TASK GOAL: State how many lines of the entries hold the string "Ajustado", and nothing more.

ENTRIES SHOWN:
======

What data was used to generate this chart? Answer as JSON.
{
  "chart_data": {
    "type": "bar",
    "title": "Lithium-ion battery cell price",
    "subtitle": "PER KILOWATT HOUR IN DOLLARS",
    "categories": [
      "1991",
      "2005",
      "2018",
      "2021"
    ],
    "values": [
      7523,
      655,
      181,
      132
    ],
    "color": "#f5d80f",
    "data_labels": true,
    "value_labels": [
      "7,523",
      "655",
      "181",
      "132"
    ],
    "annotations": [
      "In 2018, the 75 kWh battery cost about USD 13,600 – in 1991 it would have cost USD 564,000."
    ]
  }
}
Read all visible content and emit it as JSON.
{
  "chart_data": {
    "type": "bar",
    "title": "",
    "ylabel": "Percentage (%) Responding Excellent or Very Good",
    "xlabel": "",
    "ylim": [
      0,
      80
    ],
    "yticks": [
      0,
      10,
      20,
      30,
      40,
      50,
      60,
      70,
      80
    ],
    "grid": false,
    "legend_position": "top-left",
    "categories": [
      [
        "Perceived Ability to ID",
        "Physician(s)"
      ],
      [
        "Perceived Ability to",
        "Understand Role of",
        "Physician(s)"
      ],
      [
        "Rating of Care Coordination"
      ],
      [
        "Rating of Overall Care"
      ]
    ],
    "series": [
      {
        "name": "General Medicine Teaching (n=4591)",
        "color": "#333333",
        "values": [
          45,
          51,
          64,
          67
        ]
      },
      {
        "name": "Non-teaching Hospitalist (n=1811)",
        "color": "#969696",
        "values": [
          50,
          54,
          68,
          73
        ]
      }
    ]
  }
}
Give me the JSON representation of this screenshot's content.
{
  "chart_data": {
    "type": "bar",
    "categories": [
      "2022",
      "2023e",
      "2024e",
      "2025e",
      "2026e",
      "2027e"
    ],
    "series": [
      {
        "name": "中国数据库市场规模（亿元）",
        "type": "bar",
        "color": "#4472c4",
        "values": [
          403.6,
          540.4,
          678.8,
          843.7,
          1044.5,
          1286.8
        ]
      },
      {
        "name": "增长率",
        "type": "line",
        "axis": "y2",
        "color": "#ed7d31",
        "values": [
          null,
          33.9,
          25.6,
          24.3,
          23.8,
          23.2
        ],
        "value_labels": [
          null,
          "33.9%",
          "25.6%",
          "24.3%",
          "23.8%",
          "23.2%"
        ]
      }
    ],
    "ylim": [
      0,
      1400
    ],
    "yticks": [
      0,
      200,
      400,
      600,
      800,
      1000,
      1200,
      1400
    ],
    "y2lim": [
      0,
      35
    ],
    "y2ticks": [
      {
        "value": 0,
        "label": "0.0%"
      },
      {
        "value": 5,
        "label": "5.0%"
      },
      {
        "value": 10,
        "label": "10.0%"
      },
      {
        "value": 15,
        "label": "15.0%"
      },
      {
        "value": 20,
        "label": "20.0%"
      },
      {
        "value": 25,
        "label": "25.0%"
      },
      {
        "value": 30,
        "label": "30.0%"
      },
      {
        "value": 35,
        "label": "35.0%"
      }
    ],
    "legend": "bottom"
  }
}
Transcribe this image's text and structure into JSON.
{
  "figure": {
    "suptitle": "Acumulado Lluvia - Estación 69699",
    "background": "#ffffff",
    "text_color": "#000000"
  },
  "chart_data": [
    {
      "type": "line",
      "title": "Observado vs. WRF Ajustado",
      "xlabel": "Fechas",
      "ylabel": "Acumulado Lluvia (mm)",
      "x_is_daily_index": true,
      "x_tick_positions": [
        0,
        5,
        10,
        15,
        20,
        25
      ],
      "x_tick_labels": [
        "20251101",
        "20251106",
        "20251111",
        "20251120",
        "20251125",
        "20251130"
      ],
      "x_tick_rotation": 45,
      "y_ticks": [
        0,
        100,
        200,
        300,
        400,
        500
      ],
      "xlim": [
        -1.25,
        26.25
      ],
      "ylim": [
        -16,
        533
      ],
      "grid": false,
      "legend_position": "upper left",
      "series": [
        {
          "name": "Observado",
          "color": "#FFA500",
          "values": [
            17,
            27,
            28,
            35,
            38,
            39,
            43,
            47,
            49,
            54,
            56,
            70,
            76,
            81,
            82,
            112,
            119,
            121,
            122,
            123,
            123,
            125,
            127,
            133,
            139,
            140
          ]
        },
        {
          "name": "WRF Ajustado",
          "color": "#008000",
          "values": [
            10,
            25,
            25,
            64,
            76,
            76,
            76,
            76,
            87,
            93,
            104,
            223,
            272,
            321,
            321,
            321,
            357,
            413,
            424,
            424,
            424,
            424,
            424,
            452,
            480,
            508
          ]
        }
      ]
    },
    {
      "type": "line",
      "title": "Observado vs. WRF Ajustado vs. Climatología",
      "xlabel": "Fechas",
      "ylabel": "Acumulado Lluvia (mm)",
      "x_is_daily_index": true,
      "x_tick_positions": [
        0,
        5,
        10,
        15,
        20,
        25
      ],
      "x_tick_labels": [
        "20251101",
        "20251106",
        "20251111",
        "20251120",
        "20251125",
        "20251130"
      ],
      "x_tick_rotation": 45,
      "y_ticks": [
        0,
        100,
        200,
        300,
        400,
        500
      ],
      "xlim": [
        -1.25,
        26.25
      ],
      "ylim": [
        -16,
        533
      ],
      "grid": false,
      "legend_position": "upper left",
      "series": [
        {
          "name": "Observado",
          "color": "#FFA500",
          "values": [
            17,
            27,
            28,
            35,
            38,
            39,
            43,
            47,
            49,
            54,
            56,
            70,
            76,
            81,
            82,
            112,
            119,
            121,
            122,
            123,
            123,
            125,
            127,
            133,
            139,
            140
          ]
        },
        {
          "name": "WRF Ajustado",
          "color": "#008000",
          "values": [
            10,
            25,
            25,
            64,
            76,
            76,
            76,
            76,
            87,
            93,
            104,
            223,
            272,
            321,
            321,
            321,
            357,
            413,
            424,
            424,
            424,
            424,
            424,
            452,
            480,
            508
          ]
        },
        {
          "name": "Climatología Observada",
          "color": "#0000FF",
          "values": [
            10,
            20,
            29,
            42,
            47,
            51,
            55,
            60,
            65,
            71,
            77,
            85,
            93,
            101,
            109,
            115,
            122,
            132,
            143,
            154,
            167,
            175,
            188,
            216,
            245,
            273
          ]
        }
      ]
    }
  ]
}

======

WRITTEN ANSWER: 4